SET TASK>
Go through the material below and count the lines with the string "行政总监"; the number is the whole answer.

RECORDS SHOWN>
______

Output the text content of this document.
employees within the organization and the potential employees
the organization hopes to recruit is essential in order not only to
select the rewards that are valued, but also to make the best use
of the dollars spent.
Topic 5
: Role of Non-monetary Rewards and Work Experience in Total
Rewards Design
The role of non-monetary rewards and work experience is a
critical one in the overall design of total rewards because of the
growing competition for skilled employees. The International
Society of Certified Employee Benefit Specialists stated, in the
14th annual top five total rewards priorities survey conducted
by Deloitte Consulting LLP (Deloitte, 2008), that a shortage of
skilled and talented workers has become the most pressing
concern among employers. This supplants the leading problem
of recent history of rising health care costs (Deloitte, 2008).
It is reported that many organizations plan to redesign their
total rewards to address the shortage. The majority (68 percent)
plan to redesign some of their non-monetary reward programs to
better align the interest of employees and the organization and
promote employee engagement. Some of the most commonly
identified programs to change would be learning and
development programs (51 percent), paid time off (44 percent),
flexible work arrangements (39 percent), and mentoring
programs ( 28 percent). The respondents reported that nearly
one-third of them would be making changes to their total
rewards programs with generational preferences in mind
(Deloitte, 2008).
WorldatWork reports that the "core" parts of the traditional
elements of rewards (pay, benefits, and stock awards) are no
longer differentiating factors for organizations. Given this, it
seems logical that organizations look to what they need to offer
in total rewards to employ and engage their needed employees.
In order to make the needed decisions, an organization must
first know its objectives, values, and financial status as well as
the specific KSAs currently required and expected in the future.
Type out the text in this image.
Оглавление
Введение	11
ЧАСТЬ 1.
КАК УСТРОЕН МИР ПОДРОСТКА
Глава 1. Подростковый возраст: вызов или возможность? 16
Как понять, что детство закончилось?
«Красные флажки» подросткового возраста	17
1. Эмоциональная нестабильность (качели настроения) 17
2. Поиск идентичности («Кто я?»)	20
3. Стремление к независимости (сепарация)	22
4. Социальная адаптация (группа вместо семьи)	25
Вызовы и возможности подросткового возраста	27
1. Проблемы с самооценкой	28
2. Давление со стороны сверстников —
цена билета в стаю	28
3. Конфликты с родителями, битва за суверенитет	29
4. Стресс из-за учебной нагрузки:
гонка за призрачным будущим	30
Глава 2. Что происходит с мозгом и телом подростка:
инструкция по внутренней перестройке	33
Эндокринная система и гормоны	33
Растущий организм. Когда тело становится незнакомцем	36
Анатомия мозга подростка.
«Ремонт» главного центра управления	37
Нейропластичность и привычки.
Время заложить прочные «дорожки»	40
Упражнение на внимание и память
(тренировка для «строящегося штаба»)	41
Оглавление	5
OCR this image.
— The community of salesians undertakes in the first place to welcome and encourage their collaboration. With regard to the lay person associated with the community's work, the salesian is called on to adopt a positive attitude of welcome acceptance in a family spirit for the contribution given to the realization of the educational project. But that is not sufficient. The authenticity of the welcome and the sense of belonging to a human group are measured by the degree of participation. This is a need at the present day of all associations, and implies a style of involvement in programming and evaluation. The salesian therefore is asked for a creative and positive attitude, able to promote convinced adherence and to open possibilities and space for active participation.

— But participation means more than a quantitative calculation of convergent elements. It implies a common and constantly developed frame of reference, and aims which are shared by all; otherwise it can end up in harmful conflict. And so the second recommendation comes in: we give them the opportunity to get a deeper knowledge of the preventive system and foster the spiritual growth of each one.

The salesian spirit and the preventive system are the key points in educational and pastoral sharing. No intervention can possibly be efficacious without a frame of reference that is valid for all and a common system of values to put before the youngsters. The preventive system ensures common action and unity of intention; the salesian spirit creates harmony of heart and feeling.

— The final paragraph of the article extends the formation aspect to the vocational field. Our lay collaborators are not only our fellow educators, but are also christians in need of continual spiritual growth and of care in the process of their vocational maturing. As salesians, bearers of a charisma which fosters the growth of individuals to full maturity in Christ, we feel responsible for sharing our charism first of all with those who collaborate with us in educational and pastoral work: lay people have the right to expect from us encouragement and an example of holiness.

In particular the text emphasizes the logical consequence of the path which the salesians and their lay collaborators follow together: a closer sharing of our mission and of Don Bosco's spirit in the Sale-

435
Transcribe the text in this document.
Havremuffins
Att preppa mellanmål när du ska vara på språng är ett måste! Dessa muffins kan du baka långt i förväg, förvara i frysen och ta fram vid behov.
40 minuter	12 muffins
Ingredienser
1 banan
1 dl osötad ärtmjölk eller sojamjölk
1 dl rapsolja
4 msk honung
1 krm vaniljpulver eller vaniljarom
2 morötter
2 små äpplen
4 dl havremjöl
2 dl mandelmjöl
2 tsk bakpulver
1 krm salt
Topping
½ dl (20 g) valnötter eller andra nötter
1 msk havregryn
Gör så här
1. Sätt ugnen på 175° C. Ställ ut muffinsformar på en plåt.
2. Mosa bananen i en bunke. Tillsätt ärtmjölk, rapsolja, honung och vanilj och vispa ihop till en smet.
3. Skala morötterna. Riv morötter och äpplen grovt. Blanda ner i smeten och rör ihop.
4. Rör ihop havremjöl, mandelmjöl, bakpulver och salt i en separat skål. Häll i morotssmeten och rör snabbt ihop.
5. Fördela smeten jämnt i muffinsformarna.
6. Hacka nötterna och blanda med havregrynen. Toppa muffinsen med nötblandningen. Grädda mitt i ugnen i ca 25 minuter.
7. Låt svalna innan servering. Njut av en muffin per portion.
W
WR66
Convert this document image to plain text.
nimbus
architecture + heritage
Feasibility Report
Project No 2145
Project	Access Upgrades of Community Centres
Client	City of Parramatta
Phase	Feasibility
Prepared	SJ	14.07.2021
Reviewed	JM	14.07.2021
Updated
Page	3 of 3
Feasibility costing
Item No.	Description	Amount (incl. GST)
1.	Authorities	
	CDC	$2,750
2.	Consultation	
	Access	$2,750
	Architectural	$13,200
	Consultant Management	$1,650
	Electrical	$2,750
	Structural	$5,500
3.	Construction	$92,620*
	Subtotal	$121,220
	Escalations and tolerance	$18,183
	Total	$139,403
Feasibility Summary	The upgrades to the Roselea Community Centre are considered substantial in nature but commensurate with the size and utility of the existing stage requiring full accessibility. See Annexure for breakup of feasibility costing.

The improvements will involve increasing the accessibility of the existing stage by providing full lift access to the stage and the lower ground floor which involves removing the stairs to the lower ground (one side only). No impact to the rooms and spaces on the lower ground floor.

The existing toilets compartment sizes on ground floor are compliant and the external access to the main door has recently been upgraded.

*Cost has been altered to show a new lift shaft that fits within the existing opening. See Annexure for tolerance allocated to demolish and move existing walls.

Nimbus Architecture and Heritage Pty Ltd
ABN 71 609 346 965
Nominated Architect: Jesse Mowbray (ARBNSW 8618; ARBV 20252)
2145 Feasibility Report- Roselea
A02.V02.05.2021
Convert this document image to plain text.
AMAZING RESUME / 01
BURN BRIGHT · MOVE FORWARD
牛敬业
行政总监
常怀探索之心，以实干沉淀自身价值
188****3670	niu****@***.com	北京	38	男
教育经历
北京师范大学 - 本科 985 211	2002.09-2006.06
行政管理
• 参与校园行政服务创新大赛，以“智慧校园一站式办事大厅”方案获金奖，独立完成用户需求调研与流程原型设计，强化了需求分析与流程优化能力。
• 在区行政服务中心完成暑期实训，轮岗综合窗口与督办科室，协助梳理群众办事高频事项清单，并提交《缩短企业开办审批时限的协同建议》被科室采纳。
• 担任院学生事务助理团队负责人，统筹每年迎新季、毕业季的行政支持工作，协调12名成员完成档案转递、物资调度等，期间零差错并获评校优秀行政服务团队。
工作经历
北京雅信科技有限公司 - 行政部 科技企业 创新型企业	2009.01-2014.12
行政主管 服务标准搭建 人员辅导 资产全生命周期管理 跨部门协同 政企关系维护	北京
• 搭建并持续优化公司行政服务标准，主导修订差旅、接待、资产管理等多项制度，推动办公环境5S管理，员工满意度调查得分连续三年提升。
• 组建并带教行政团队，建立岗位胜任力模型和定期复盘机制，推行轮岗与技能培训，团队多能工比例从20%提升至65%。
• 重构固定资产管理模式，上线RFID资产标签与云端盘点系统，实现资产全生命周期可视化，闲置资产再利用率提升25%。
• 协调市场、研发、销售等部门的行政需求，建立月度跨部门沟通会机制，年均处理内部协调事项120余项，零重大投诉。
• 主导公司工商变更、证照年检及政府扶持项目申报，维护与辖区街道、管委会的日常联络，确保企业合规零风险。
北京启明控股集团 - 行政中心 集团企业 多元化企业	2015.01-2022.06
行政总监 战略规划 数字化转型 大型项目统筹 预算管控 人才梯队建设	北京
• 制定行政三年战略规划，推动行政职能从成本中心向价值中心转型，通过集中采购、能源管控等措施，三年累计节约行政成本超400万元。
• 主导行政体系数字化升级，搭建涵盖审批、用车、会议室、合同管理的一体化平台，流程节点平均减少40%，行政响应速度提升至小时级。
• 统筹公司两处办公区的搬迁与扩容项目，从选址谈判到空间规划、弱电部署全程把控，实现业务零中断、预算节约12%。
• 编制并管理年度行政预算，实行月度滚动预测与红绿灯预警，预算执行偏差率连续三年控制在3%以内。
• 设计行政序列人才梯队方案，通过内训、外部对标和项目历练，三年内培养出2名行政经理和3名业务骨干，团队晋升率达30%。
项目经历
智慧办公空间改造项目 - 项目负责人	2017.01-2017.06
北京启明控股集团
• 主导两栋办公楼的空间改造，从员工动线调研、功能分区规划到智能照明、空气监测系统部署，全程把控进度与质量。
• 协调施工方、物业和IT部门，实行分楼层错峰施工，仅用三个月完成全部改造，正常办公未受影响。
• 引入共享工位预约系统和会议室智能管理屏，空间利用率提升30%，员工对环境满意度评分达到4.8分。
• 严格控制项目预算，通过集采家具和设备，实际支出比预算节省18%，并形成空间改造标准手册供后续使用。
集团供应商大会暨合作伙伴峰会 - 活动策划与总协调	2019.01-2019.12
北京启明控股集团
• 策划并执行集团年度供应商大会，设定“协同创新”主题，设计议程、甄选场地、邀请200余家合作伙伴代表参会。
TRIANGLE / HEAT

______

TASK SOLUTION>
2